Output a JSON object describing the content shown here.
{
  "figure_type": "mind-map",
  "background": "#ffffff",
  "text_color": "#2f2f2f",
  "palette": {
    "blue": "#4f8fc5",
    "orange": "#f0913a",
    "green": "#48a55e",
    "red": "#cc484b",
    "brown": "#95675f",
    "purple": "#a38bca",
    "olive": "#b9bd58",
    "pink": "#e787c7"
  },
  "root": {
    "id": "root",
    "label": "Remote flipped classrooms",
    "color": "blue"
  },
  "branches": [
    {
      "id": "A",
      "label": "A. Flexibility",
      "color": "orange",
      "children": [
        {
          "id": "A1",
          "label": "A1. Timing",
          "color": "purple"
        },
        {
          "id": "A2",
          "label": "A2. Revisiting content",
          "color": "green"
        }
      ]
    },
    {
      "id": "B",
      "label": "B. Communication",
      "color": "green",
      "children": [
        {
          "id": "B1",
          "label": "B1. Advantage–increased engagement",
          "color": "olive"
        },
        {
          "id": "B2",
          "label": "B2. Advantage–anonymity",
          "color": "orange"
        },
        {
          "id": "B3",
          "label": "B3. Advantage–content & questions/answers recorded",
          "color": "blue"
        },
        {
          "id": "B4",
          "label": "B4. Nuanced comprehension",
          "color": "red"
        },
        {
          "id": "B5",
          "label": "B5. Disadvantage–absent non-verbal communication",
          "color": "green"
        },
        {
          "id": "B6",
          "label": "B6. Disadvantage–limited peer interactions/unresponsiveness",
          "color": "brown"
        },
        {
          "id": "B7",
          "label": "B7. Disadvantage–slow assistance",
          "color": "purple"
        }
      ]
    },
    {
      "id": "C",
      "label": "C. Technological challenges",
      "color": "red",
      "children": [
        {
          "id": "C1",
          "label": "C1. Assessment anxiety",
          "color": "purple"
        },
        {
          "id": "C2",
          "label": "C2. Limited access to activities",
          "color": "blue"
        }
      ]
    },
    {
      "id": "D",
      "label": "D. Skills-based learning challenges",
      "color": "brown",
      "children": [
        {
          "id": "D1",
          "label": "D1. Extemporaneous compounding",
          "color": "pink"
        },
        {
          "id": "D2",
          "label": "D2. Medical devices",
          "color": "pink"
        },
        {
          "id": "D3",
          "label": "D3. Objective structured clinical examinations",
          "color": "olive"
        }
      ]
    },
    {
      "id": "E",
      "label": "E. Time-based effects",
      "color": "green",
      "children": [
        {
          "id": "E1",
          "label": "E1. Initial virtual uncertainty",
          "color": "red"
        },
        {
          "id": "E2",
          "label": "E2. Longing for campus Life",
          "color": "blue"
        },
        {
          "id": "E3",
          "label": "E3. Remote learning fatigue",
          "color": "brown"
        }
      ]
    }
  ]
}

Set problem: Track down the lines that include the word "brown" and copy them.

Problem solution:
    "brown": "#95675f",
          "color": "brown"
      "color": "brown",
          "color": "brown"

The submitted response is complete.